> **Task**:
Return every record exactly as written.

> **Data shown**:

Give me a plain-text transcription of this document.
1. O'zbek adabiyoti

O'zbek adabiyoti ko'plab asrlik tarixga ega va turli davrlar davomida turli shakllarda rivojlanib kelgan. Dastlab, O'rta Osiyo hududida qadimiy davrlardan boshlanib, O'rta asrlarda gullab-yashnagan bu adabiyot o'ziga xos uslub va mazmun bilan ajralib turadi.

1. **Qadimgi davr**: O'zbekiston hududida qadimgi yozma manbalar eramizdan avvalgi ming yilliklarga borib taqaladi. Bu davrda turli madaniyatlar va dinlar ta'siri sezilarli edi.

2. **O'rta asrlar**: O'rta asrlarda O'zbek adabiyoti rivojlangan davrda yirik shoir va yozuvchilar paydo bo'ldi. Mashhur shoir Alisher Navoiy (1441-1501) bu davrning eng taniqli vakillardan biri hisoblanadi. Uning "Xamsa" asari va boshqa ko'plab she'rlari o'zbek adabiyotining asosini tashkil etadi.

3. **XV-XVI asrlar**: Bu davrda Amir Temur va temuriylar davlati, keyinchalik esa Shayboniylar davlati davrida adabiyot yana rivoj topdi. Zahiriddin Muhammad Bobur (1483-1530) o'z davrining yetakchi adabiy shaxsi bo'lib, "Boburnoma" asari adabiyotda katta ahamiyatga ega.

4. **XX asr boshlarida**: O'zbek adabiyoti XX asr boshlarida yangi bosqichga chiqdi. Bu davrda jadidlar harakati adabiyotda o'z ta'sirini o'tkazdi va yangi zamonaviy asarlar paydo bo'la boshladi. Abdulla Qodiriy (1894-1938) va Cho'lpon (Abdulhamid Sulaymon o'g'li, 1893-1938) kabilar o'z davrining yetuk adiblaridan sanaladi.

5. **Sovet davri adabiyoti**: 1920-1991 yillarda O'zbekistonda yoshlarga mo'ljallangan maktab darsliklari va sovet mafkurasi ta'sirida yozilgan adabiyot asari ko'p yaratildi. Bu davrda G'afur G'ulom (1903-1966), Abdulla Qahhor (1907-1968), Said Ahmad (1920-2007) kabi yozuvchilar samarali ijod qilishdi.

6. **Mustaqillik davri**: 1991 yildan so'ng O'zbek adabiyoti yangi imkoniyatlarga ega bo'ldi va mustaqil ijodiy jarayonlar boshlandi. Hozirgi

> **Final answer**:
Give me a plain-text transcription of this document.
1. O'zbek adabiyoti

O'zbek adabiyoti ko'plab asrlik tarixga ega va turli davrlar davomida turli shakllarda rivojlanib kelgan. Dastlab, O'rta Osiyo hududida qadimiy davrlardan boshlanib, O'rta asrlarda gullab-yashnagan bu adabiyot o'ziga xos uslub va mazmun bilan ajralib turadi.

1. **Qadimgi davr**: O'zbekiston hududida qadimgi yozma manbalar eramizdan avvalgi ming yilliklarga borib taqaladi. Bu davrda turli madaniyatlar va dinlar ta'siri sezilarli edi.

2. **O'rta asrlar**: O'rta asrlarda O'zbek adabiyoti rivojlangan davrda yirik shoir va yozuvchilar paydo bo'ldi. Mashhur shoir Alisher Navoiy (1441-1501) bu davrning eng taniqli vakillardan biri hisoblanadi. Uning "Xamsa" asari va boshqa ko'plab she'rlari o'zbek adabiyotining asosini tashkil etadi.

3. **XV-XVI asrlar**: Bu davrda Amir Temur va temuriylar davlati, keyinchalik esa Shayboniylar davlati davrida adabiyot yana rivoj topdi. Zahiriddin Muhammad Bobur (1483-1530) o'z davrining yetakchi adabiy shaxsi bo'lib, "Boburnoma" asari adabiyotda katta ahamiyatga ega.

4. **XX asr boshlarida**: O'zbek adabiyoti XX asr boshlarida yangi bosqichga chiqdi. Bu davrda jadidlar harakati adabiyotda o'z ta'sirini o'tkazdi va yangi zamonaviy asarlar paydo bo'la boshladi. Abdulla Qodiriy (1894-1938) va Cho'lpon (Abdulhamid Sulaymon o'g'li, 1893-1938) kabilar o'z davrining yetuk adiblaridan sanaladi.

5. **Sovet davri adabiyoti**: 1920-1991 yillarda O'zbekistonda yoshlarga mo'ljallangan maktab darsliklari va sovet mafkurasi ta'sirida yozilgan adabiyot asari ko'p yaratildi. Bu davrda G'afur G'ulom (1903-1966), Abdulla Qahhor (1907-1968), Said Ahmad (1920-2007) kabi yozuvchilar samarali ijod qilishdi.

6. **Mustaqillik davri**: 1991 yildan so'ng O'zbek adabiyoti yangi imkoniyatlarga ega bo'ldi va mustaqil ijodiy jarayonlar boshlandi. Hozirgi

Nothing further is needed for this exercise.